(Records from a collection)
"""

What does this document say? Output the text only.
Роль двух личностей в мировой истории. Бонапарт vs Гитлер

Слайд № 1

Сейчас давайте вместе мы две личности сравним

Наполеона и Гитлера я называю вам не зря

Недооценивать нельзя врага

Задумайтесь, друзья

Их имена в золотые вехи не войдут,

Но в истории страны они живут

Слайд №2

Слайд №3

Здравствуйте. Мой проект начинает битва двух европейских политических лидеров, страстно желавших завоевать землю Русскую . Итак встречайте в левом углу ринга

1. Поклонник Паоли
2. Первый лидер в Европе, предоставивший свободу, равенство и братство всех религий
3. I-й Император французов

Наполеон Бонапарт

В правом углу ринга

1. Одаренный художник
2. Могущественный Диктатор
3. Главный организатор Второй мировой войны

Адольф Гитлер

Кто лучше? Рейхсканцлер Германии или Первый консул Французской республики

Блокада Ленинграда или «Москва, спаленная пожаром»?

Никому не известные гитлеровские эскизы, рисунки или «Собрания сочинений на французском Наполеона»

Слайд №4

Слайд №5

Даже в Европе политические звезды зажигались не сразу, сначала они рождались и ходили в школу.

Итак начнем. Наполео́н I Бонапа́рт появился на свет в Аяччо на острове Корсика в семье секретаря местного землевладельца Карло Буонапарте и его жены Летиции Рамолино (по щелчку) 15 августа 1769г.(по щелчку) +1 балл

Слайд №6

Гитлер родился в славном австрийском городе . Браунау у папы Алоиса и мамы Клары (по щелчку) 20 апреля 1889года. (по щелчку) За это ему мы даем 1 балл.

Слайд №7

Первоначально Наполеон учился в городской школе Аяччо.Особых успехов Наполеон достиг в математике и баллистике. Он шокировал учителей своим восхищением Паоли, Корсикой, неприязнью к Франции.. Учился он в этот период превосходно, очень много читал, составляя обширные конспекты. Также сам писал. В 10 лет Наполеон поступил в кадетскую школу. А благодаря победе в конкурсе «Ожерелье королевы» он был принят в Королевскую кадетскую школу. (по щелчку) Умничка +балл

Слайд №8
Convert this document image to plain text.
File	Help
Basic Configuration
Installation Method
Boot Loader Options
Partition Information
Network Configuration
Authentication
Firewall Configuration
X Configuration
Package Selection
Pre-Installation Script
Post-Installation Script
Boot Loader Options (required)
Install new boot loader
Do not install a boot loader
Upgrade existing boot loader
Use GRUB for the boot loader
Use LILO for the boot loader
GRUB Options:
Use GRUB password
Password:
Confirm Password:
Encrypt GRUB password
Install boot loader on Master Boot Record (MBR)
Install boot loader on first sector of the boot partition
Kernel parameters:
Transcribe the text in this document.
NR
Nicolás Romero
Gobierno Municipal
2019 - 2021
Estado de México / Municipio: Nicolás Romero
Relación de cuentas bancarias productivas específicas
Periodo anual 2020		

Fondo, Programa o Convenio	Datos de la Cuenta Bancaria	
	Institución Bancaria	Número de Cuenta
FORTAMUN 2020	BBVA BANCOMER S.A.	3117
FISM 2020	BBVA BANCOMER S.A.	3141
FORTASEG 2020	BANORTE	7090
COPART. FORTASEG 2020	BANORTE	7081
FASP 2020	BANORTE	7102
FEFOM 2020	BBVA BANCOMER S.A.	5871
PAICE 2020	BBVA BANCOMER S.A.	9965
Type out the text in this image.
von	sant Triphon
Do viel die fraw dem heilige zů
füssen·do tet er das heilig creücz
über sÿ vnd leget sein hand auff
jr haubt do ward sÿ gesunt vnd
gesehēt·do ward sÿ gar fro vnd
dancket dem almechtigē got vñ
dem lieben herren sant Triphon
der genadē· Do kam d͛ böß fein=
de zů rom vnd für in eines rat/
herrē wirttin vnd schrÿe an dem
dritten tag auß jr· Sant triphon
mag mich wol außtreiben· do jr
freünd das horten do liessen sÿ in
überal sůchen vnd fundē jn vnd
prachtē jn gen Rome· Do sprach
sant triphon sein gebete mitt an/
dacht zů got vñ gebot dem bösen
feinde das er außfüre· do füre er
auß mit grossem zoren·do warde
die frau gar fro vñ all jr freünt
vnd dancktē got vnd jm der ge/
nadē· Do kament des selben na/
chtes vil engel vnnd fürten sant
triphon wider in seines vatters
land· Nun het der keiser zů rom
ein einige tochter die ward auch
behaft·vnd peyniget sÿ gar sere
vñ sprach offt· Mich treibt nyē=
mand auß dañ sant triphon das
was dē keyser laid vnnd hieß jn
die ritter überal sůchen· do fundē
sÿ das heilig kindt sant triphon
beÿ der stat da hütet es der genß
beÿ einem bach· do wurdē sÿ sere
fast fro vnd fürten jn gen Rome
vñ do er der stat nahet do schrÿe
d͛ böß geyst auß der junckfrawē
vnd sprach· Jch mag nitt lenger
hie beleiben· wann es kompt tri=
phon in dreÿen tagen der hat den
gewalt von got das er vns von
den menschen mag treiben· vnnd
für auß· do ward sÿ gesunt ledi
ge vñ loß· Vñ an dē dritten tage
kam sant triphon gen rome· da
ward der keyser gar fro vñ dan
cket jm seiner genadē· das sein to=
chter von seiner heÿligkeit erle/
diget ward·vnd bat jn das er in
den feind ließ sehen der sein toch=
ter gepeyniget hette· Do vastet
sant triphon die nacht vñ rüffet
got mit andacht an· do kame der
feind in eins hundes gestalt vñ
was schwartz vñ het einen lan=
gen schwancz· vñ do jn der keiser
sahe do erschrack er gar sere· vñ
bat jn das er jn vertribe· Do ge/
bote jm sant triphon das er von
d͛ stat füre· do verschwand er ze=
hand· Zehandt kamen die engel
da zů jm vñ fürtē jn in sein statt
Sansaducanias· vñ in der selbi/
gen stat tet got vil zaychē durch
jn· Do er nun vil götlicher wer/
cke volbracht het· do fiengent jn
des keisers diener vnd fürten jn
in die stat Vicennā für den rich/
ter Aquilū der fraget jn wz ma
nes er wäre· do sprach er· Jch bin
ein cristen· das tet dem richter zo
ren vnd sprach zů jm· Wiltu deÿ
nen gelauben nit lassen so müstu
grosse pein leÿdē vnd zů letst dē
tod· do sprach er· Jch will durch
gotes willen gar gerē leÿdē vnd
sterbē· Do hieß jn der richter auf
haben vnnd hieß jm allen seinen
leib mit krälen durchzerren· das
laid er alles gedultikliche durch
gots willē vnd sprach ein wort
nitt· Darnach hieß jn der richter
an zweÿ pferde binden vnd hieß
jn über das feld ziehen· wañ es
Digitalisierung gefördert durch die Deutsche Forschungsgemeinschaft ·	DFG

"""

-- Exercise directions --
Pull every line containing the word "this" out of the material and copy it.

-- Written reply --
What does this document say? Output the text only.
Convert this document image to plain text.
Transcribe the text in this document.
Type out the text in this image.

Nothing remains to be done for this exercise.